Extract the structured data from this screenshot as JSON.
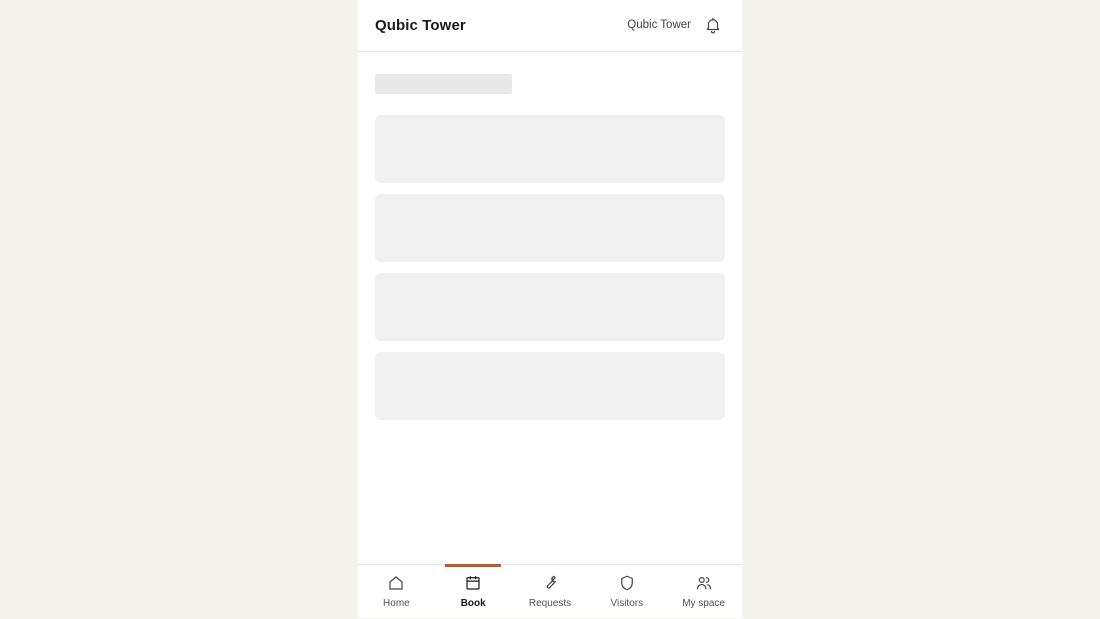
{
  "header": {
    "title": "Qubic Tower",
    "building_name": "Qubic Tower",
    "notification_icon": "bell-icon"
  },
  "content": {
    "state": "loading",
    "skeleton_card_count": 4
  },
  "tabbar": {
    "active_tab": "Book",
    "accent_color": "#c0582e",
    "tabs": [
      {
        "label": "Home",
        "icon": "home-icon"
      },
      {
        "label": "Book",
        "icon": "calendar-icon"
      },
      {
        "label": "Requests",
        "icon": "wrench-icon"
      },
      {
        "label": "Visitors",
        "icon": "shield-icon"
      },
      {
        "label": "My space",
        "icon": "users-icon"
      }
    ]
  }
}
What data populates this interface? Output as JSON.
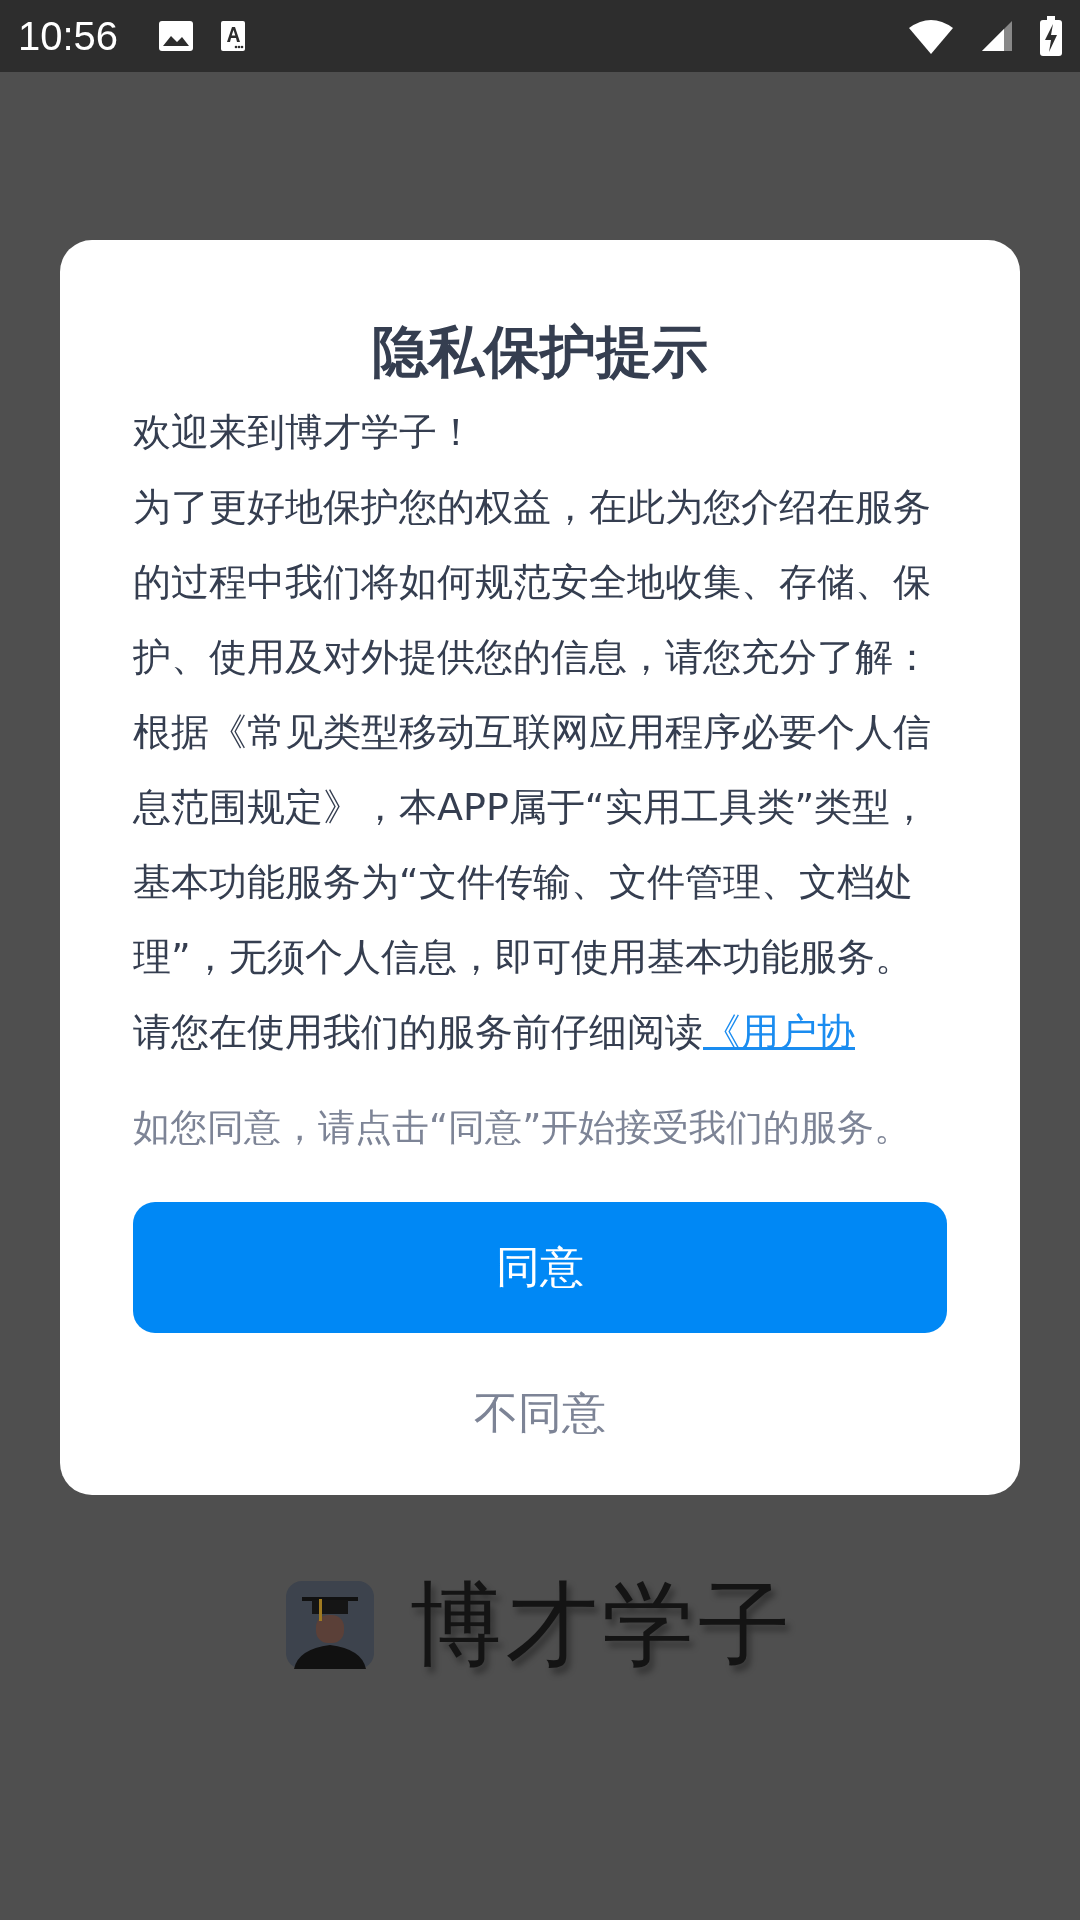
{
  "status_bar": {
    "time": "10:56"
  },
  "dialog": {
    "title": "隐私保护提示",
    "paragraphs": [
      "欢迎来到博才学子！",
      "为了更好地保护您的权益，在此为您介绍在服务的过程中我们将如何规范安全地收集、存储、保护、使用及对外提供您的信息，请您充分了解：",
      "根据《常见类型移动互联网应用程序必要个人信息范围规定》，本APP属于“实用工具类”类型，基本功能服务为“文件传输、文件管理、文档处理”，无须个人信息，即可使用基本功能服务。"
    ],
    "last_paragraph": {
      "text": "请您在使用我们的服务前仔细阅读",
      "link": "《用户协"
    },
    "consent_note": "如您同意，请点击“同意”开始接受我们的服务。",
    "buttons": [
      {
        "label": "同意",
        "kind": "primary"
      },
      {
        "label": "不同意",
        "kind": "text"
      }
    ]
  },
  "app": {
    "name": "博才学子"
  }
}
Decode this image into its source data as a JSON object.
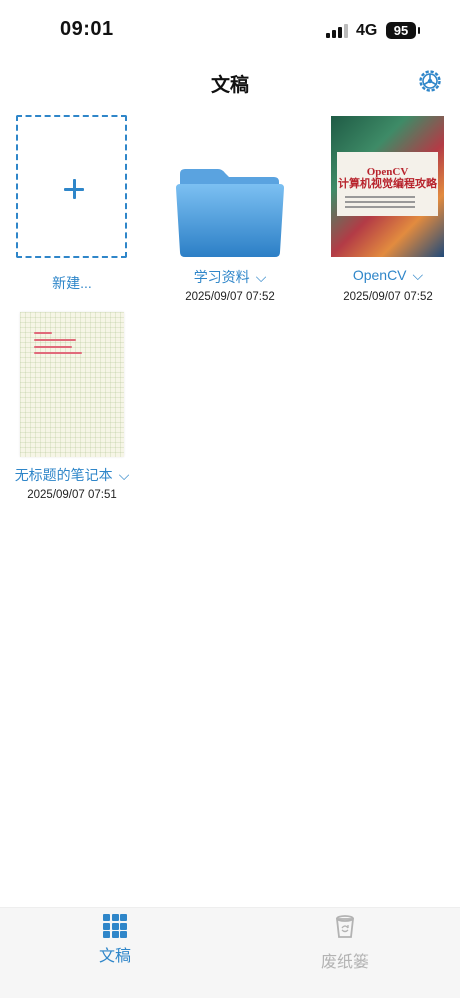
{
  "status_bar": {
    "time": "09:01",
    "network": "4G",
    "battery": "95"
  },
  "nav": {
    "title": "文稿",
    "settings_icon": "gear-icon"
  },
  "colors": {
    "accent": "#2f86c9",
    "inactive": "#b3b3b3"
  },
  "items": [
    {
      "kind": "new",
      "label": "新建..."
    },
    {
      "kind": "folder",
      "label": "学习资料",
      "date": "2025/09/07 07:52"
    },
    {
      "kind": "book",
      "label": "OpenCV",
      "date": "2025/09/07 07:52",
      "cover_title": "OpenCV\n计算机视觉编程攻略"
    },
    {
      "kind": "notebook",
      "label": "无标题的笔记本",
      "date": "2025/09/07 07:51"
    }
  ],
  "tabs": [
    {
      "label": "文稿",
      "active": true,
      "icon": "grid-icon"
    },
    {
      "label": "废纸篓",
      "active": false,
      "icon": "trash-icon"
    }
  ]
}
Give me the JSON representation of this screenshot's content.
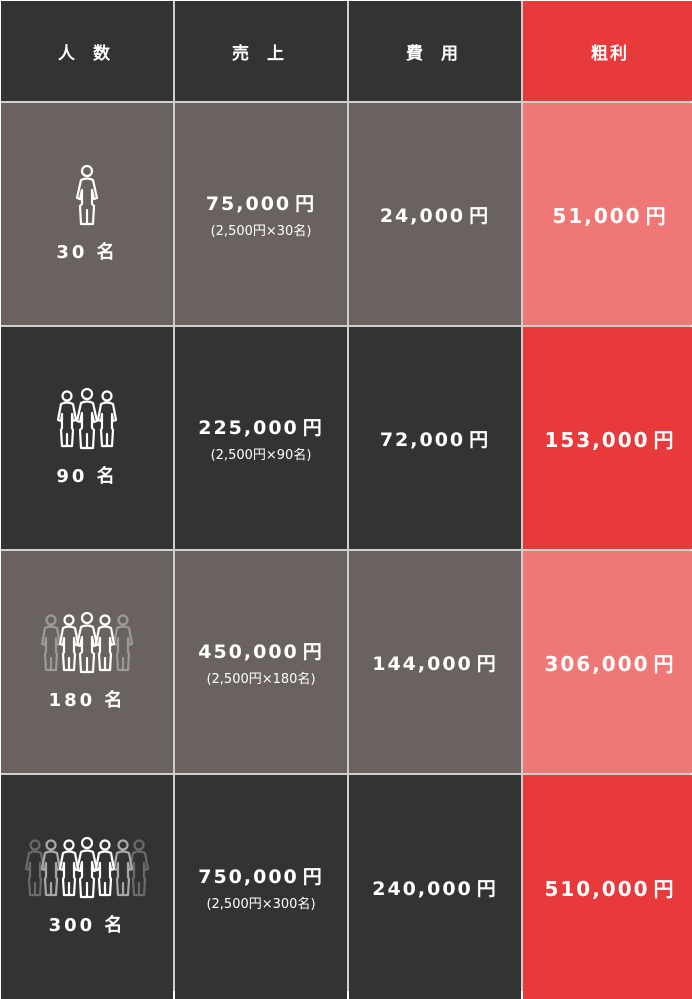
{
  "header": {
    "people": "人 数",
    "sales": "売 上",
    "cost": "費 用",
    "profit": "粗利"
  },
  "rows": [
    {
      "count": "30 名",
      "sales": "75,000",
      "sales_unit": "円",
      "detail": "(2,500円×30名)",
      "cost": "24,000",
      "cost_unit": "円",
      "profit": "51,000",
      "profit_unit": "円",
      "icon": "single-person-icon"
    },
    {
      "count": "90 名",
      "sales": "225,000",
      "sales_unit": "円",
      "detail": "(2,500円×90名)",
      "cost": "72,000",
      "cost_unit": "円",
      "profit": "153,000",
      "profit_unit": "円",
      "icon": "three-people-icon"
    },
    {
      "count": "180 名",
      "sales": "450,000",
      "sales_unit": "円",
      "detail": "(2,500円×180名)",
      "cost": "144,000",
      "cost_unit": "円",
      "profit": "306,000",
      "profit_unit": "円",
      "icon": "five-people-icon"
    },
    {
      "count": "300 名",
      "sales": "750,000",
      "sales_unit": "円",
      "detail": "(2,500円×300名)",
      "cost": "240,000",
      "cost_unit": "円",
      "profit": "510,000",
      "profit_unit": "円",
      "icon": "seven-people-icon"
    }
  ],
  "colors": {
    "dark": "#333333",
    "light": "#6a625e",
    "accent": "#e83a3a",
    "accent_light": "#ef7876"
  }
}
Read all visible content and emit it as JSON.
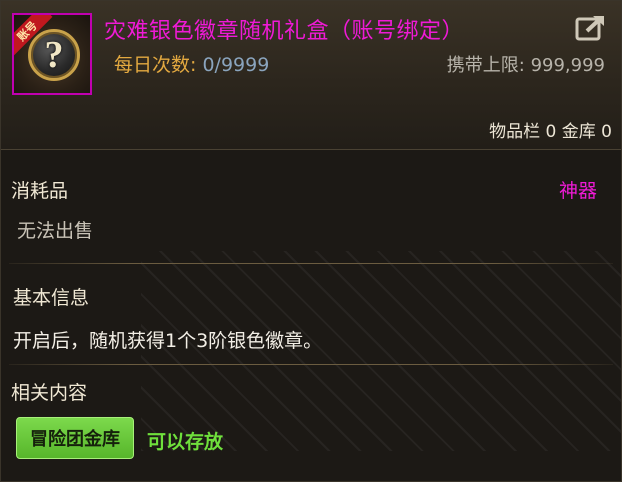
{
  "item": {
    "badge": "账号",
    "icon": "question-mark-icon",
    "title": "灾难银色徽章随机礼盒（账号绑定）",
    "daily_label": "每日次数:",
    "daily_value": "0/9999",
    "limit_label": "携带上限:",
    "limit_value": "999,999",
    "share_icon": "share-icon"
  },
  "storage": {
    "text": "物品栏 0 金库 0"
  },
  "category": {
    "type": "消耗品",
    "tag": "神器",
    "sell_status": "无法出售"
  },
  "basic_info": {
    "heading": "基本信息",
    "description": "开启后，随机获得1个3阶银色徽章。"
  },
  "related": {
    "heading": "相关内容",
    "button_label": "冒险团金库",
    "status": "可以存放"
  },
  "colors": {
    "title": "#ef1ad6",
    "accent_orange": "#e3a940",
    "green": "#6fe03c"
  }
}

***

* [WRITTEN REQUEST]: Reproduce every entry exactly, but omit each picture.

* [WRITTEN SOLUTION]:
Extract the structured data from this screenshot as JSON.
{
  "header": {
    "title": "Qubic Tower",
    "building_name": "Qubic Tower",
    "notification_icon": "bell-icon"
  },
  "content": {
    "state": "loading",
    "skeleton_card_count": 4
  },
  "tabbar": {
    "active_tab": "Book",
    "accent_color": "#c0582e",
    "tabs": [
      {
        "label": "Home",
        "icon": "home-icon"
      },
      {
        "label": "Book",
        "icon": "calendar-icon"
      },
      {
        "label": "Requests",
        "icon": "wrench-icon"
      },
      {
        "label": "Visitors",
        "icon": "shield-icon"
      },
      {
        "label": "My space",
        "icon": "users-icon"
      }
    ]
  }
}
What data populates this interface? Output as JSON.
{
  "status_bar": {
    "time": "10:56"
  },
  "dialog": {
    "title": "隐私保护提示",
    "paragraphs": [
      "欢迎来到博才学子！",
      "为了更好地保护您的权益，在此为您介绍在服务的过程中我们将如何规范安全地收集、存储、保护、使用及对外提供您的信息，请您充分了解：",
      "根据《常见类型移动互联网应用程序必要个人信息范围规定》，本APP属于“实用工具类”类型，基本功能服务为“文件传输、文件管理、文档处理”，无须个人信息，即可使用基本功能服务。"
    ],
    "last_paragraph": {
      "text": "请您在使用我们的服务前仔细阅读",
      "link": "《用户协"
    },
    "consent_note": "如您同意，请点击“同意”开始接受我们的服务。",
    "buttons": [
      {
        "label": "同意",
        "kind": "primary"
      },
      {
        "label": "不同意",
        "kind": "text"
      }
    ]
  },
  "app": {
    "name": "博才学子"
  }
}
Decode this image into its source data as a JSON object.
{
  "status_bar": {
    "time": "09:01",
    "network": "4G",
    "battery": "95"
  },
  "nav": {
    "title": "文稿",
    "settings_icon": "gear-icon"
  },
  "colors": {
    "accent": "#2f86c9",
    "inactive": "#b3b3b3"
  },
  "items": [
    {
      "kind": "new",
      "label": "新建..."
    },
    {
      "kind": "folder",
      "label": "学习资料",
      "date": "2025/09/07 07:52"
    },
    {
      "kind": "book",
      "label": "OpenCV",
      "date": "2025/09/07 07:52",
      "cover_title": "OpenCV\n计算机视觉编程攻略"
    },
    {
      "kind": "notebook",
      "label": "无标题的笔记本",
      "date": "2025/09/07 07:51"
    }
  ],
  "tabs": [
    {
      "label": "文稿",
      "active": true,
      "icon": "grid-icon"
    },
    {
      "label": "废纸篓",
      "active": false,
      "icon": "trash-icon"
    }
  ]
}
Give me the JSON representation of this screenshot's content.
{
  "header": {
    "people": "人 数",
    "sales": "売 上",
    "cost": "費 用",
    "profit": "粗利"
  },
  "rows": [
    {
      "count": "30 名",
      "sales": "75,000",
      "sales_unit": "円",
      "detail": "(2,500円×30名)",
      "cost": "24,000",
      "cost_unit": "円",
      "profit": "51,000",
      "profit_unit": "円",
      "icon": "single-person-icon"
    },
    {
      "count": "90 名",
      "sales": "225,000",
      "sales_unit": "円",
      "detail": "(2,500円×90名)",
      "cost": "72,000",
      "cost_unit": "円",
      "profit": "153,000",
      "profit_unit": "円",
      "icon": "three-people-icon"
    },
    {
      "count": "180 名",
      "sales": "450,000",
      "sales_unit": "円",
      "detail": "(2,500円×180名)",
      "cost": "144,000",
      "cost_unit": "円",
      "profit": "306,000",
      "profit_unit": "円",
      "icon": "five-people-icon"
    },
    {
      "count": "300 名",
      "sales": "750,000",
      "sales_unit": "円",
      "detail": "(2,500円×300名)",
      "cost": "240,000",
      "cost_unit": "円",
      "profit": "510,000",
      "profit_unit": "円",
      "icon": "seven-people-icon"
    }
  ],
  "colors": {
    "dark": "#333333",
    "light": "#6a625e",
    "accent": "#e83a3a",
    "accent_light": "#ef7876"
  }
}
Read all visible content and emit it as JSON.
{
  "item": {
    "badge": "账号",
    "icon": "question-mark-icon",
    "title": "灾难银色徽章随机礼盒（账号绑定）",
    "daily_label": "每日次数:",
    "daily_value": "0/9999",
    "limit_label": "携带上限:",
    "limit_value": "999,999",
    "share_icon": "share-icon"
  },
  "storage": {
    "text": "物品栏 0 金库 0"
  },
  "category": {
    "type": "消耗品",
    "tag": "神器",
    "sell_status": "无法出售"
  },
  "basic_info": {
    "heading": "基本信息",
    "description": "开启后，随机获得1个3阶银色徽章。"
  },
  "related": {
    "heading": "相关内容",
    "button_label": "冒险团金库",
    "status": "可以存放"
  },
  "colors": {
    "title": "#ef1ad6",
    "accent_orange": "#e3a940",
    "green": "#6fe03c"
  }
}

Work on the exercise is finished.